INSTRUCTIONS TO FOLLOW — Copy out every record precisely.

DATA FOR PROCESSING —

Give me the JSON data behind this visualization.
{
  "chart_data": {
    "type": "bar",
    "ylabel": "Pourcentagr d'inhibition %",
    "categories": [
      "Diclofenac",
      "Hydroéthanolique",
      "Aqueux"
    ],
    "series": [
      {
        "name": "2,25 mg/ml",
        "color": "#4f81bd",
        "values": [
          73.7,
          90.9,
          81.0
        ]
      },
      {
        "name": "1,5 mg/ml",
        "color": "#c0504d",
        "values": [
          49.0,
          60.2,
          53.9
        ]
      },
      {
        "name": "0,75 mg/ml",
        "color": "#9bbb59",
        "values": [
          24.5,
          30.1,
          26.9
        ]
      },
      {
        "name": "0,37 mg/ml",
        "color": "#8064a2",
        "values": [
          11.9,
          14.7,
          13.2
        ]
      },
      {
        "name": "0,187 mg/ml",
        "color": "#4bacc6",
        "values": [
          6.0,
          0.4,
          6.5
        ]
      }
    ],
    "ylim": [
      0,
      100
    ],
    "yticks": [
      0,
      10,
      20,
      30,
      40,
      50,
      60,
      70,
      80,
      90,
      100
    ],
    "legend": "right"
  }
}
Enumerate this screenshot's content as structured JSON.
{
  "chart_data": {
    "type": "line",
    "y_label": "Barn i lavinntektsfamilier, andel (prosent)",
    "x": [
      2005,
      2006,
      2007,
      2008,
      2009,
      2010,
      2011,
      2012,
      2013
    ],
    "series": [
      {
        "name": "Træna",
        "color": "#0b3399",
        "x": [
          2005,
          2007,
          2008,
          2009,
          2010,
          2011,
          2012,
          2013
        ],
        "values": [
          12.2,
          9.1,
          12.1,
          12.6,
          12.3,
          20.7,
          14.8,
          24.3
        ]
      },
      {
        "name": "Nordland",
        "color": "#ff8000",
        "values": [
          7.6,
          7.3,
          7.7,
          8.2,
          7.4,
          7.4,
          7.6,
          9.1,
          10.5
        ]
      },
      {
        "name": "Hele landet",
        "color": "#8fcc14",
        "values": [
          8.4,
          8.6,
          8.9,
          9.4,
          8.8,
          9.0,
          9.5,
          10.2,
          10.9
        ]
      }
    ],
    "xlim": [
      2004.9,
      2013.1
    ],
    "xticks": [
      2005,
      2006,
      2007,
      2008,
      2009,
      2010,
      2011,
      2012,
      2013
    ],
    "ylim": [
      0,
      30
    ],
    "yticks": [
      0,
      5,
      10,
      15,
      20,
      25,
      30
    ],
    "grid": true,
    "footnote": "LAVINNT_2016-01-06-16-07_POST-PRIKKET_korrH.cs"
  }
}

OUTPUT FOR THIS TASK —
Give me the JSON data behind this visualization.
{
  "chart_data": {
    "type": "bar",
    "ylabel": "Pourcentagr d'inhibition %",
    "categories": [
      "Diclofenac",
      "Hydroéthanolique",
      "Aqueux"
    ],
    "series": [
      {
        "name": "2,25 mg/ml",
        "color": "#4f81bd",
        "values": [
          73.7,
          90.9,
          81.0
        ]
      },
      {
        "name": "1,5 mg/ml",
        "color": "#c0504d",
        "values": [
          49.0,
          60.2,
          53.9
        ]
      },
      {
        "name": "0,75 mg/ml",
        "color": "#9bbb59",
        "values": [
          24.5,
          30.1,
          26.9
        ]
      },
      {
        "name": "0,37 mg/ml",
        "color": "#8064a2",
        "values": [
          11.9,
          14.7,
          13.2
        ]
      },
      {
        "name": "0,187 mg/ml",
        "color": "#4bacc6",
        "values": [
          6.0,
          0.4,
          6.5
        ]
      }
    ],
    "ylim": [
      0,
      100
    ],
    "yticks": [
      0,
      10,
      20,
      30,
      40,
      50,
      60,
      70,
      80,
      90,
      100
    ],
    "legend": "right"
  }
}
Enumerate this screenshot's content as structured JSON.
{
  "chart_data": {
    "type": "line",
    "y_label": "Barn i lavinntektsfamilier, andel (prosent)",
    "x": [
      2005,
      2006,
      2007,
      2008,
      2009,
      2010,
      2011,
      2012,
      2013
    ],
    "series": [
      {
        "name": "Træna",
        "color": "#0b3399",
        "x": [
          2005,
          2007,
          2008,
          2009,
          2010,
          2011,
          2012,
          2013
        ],
        "values": [
          12.2,
          9.1,
          12.1,
          12.6,
          12.3,
          20.7,
          14.8,
          24.3
        ]
      },
      {
        "name": "Nordland",
        "color": "#ff8000",
        "values": [
          7.6,
          7.3,
          7.7,
          8.2,
          7.4,
          7.4,
          7.6,
          9.1,
          10.5
        ]
      },
      {
        "name": "Hele landet",
        "color": "#8fcc14",
        "values": [
          8.4,
          8.6,
          8.9,
          9.4,
          8.8,
          9.0,
          9.5,
          10.2,
          10.9
        ]
      }
    ],
    "xlim": [
      2004.9,
      2013.1
    ],
    "xticks": [
      2005,
      2006,
      2007,
      2008,
      2009,
      2010,
      2011,
      2012,
      2013
    ],
    "ylim": [
      0,
      30
    ],
    "yticks": [
      0,
      5,
      10,
      15,
      20,
      25,
      30
    ],
    "grid": true,
    "footnote": "LAVINNT_2016-01-06-16-07_POST-PRIKKET_korrH.cs"
  }
}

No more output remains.